Available records:
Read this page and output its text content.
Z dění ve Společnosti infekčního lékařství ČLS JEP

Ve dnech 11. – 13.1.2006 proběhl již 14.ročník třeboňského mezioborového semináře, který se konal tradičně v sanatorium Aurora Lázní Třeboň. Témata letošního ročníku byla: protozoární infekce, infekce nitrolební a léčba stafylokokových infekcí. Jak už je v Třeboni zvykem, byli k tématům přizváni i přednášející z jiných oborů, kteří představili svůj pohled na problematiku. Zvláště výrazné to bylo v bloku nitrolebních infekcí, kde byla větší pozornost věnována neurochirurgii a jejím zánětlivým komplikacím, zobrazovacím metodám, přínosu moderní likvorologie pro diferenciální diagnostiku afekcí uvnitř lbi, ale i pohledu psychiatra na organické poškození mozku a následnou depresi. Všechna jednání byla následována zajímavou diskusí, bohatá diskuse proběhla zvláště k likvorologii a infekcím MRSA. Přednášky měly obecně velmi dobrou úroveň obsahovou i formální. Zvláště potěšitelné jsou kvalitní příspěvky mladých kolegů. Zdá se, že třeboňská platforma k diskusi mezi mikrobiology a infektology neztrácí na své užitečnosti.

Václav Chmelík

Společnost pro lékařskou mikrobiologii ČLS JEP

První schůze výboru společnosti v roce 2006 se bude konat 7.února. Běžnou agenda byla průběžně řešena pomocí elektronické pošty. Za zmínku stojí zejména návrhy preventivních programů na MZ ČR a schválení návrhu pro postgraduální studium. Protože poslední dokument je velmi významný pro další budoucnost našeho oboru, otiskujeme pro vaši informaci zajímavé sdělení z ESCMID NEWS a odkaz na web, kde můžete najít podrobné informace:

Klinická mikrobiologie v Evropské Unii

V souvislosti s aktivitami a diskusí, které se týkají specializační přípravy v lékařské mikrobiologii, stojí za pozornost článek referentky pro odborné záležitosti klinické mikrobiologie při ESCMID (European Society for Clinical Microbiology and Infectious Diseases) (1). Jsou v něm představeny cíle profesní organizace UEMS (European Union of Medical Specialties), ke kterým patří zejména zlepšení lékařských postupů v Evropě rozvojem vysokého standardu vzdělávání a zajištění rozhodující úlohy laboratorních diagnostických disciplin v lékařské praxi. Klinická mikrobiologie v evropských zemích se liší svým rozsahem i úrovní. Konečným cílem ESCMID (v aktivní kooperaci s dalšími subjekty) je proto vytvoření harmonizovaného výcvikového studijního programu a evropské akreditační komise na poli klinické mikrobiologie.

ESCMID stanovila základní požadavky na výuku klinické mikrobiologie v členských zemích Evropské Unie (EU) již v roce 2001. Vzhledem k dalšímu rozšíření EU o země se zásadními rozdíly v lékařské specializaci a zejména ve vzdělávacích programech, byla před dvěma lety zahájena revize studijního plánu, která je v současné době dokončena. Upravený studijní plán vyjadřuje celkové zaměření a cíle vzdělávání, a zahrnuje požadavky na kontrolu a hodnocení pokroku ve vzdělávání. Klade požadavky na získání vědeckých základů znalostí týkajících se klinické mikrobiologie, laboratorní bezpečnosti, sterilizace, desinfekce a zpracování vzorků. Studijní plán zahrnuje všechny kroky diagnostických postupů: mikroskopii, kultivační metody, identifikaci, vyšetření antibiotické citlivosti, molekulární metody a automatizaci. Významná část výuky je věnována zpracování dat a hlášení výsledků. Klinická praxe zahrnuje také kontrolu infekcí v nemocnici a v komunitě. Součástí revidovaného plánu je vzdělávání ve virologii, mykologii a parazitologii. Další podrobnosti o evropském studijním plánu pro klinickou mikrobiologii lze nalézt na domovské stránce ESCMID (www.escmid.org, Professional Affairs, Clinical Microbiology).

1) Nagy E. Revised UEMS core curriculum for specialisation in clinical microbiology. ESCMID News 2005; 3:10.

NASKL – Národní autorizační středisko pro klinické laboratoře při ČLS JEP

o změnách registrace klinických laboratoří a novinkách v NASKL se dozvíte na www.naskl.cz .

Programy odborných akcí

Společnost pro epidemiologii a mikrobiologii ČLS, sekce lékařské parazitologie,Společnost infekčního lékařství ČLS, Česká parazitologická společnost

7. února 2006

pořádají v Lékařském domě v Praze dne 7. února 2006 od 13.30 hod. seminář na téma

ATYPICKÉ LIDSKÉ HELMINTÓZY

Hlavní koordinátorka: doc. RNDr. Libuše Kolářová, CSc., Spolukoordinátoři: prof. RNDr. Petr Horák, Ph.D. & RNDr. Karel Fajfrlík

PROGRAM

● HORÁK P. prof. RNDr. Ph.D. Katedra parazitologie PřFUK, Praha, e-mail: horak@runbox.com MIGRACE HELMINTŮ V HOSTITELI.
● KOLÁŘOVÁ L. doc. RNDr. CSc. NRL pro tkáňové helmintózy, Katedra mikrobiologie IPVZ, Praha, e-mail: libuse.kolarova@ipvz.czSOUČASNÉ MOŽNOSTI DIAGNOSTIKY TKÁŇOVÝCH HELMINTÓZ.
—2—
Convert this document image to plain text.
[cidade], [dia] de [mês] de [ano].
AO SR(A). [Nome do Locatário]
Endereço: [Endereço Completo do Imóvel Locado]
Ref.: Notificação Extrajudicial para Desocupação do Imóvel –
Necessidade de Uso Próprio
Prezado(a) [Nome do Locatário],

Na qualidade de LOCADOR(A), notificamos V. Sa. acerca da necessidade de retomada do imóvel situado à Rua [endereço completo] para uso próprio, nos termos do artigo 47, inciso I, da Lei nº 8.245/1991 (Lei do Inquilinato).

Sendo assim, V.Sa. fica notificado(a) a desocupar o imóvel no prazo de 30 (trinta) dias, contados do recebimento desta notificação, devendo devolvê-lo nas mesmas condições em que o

Prompt: All of the material above needs to be retyped word for word.

Reply:
Read this page and output its text content.
Z dění ve Společnosti infekčního lékařství ČLS JEP

Ve dnech 11. – 13.1.2006 proběhl již 14.ročník třeboňského mezioborového semináře, který se konal tradičně v sanatorium Aurora Lázní Třeboň. Témata letošního ročníku byla: protozoární infekce, infekce nitrolební a léčba stafylokokových infekcí. Jak už je v Třeboni zvykem, byli k tématům přizváni i přednášející z jiných oborů, kteří představili svůj pohled na problematiku. Zvláště výrazné to bylo v bloku nitrolebních infekcí, kde byla větší pozornost věnována neurochirurgii a jejím zánětlivým komplikacím, zobrazovacím metodám, přínosu moderní likvorologie pro diferenciální diagnostiku afekcí uvnitř lbi, ale i pohledu psychiatra na organické poškození mozku a následnou depresi. Všechna jednání byla následována zajímavou diskusí, bohatá diskuse proběhla zvláště k likvorologii a infekcím MRSA. Přednášky měly obecně velmi dobrou úroveň obsahovou i formální. Zvláště potěšitelné jsou kvalitní příspěvky mladých kolegů. Zdá se, že třeboňská platforma k diskusi mezi mikrobiology a infektology neztrácí na své užitečnosti.

Václav Chmelík

Společnost pro lékařskou mikrobiologii ČLS JEP

První schůze výboru společnosti v roce 2006 se bude konat 7.února. Běžnou agenda byla průběžně řešena pomocí elektronické pošty. Za zmínku stojí zejména návrhy preventivních programů na MZ ČR a schválení návrhu pro postgraduální studium. Protože poslední dokument je velmi významný pro další budoucnost našeho oboru, otiskujeme pro vaši informaci zajímavé sdělení z ESCMID NEWS a odkaz na web, kde můžete najít podrobné informace:

Klinická mikrobiologie v Evropské Unii

V souvislosti s aktivitami a diskusí, které se týkají specializační přípravy v lékařské mikrobiologii, stojí za pozornost článek referentky pro odborné záležitosti klinické mikrobiologie při ESCMID (European Society for Clinical Microbiology and Infectious Diseases) (1). Jsou v něm představeny cíle profesní organizace UEMS (European Union of Medical Specialties), ke kterým patří zejména zlepšení lékařských postupů v Evropě rozvojem vysokého standardu vzdělávání a zajištění rozhodující úlohy laboratorních diagnostických disciplin v lékařské praxi. Klinická mikrobiologie v evropských zemích se liší svým rozsahem i úrovní. Konečným cílem ESCMID (v aktivní kooperaci s dalšími subjekty) je proto vytvoření harmonizovaného výcvikového studijního programu a evropské akreditační komise na poli klinické mikrobiologie.

ESCMID stanovila základní požadavky na výuku klinické mikrobiologie v členských zemích Evropské Unie (EU) již v roce 2001. Vzhledem k dalšímu rozšíření EU o země se zásadními rozdíly v lékařské specializaci a zejména ve vzdělávacích programech, byla před dvěma lety zahájena revize studijního plánu, která je v současné době dokončena. Upravený studijní plán vyjadřuje celkové zaměření a cíle vzdělávání, a zahrnuje požadavky na kontrolu a hodnocení pokroku ve vzdělávání. Klade požadavky na získání vědeckých základů znalostí týkajících se klinické mikrobiologie, laboratorní bezpečnosti, sterilizace, desinfekce a zpracování vzorků. Studijní plán zahrnuje všechny kroky diagnostických postupů: mikroskopii, kultivační metody, identifikaci, vyšetření antibiotické citlivosti, molekulární metody a automatizaci. Významná část výuky je věnována zpracování dat a hlášení výsledků. Klinická praxe zahrnuje také kontrolu infekcí v nemocnici a v komunitě. Součástí revidovaného plánu je vzdělávání ve virologii, mykologii a parazitologii. Další podrobnosti o evropském studijním plánu pro klinickou mikrobiologii lze nalézt na domovské stránce ESCMID (www.escmid.org, Professional Affairs, Clinical Microbiology).

1) Nagy E. Revised UEMS core curriculum for specialisation in clinical microbiology. ESCMID News 2005; 3:10.

NASKL – Národní autorizační středisko pro klinické laboratoře při ČLS JEP

o změnách registrace klinických laboratoří a novinkách v NASKL se dozvíte na www.naskl.cz .

Programy odborných akcí

Společnost pro epidemiologii a mikrobiologii ČLS, sekce lékařské parazitologie,Společnost infekčního lékařství ČLS, Česká parazitologická společnost

7. února 2006

pořádají v Lékařském domě v Praze dne 7. února 2006 od 13.30 hod. seminář na téma

ATYPICKÉ LIDSKÉ HELMINTÓZY

Hlavní koordinátorka: doc. RNDr. Libuše Kolářová, CSc., Spolukoordinátoři: prof. RNDr. Petr Horák, Ph.D. & RNDr. Karel Fajfrlík

PROGRAM

● HORÁK P. prof. RNDr. Ph.D. Katedra parazitologie PřFUK, Praha, e-mail: horak@runbox.com MIGRACE HELMINTŮ V HOSTITELI.
● KOLÁŘOVÁ L. doc. RNDr. CSc. NRL pro tkáňové helmintózy, Katedra mikrobiologie IPVZ, Praha, e-mail: libuse.kolarova@ipvz.czSOUČASNÉ MOŽNOSTI DIAGNOSTIKY TKÁŇOVÝCH HELMINTÓZ.
—2—
Convert this document image to plain text.
[cidade], [dia] de [mês] de [ano].
AO SR(A). [Nome do Locatário]
Endereço: [Endereço Completo do Imóvel Locado]
Ref.: Notificação Extrajudicial para Desocupação do Imóvel –
Necessidade de Uso Próprio
Prezado(a) [Nome do Locatário],

Na qualidade de LOCADOR(A), notificamos V. Sa. acerca da necessidade de retomada do imóvel situado à Rua [endereço completo] para uso próprio, nos termos do artigo 47, inciso I, da Lei nº 8.245/1991 (Lei do Inquilinato).

Sendo assim, V.Sa. fica notificado(a) a desocupar o imóvel no prazo de 30 (trinta) dias, contados do recebimento desta notificação, devendo devolvê-lo nas mesmas condições em que o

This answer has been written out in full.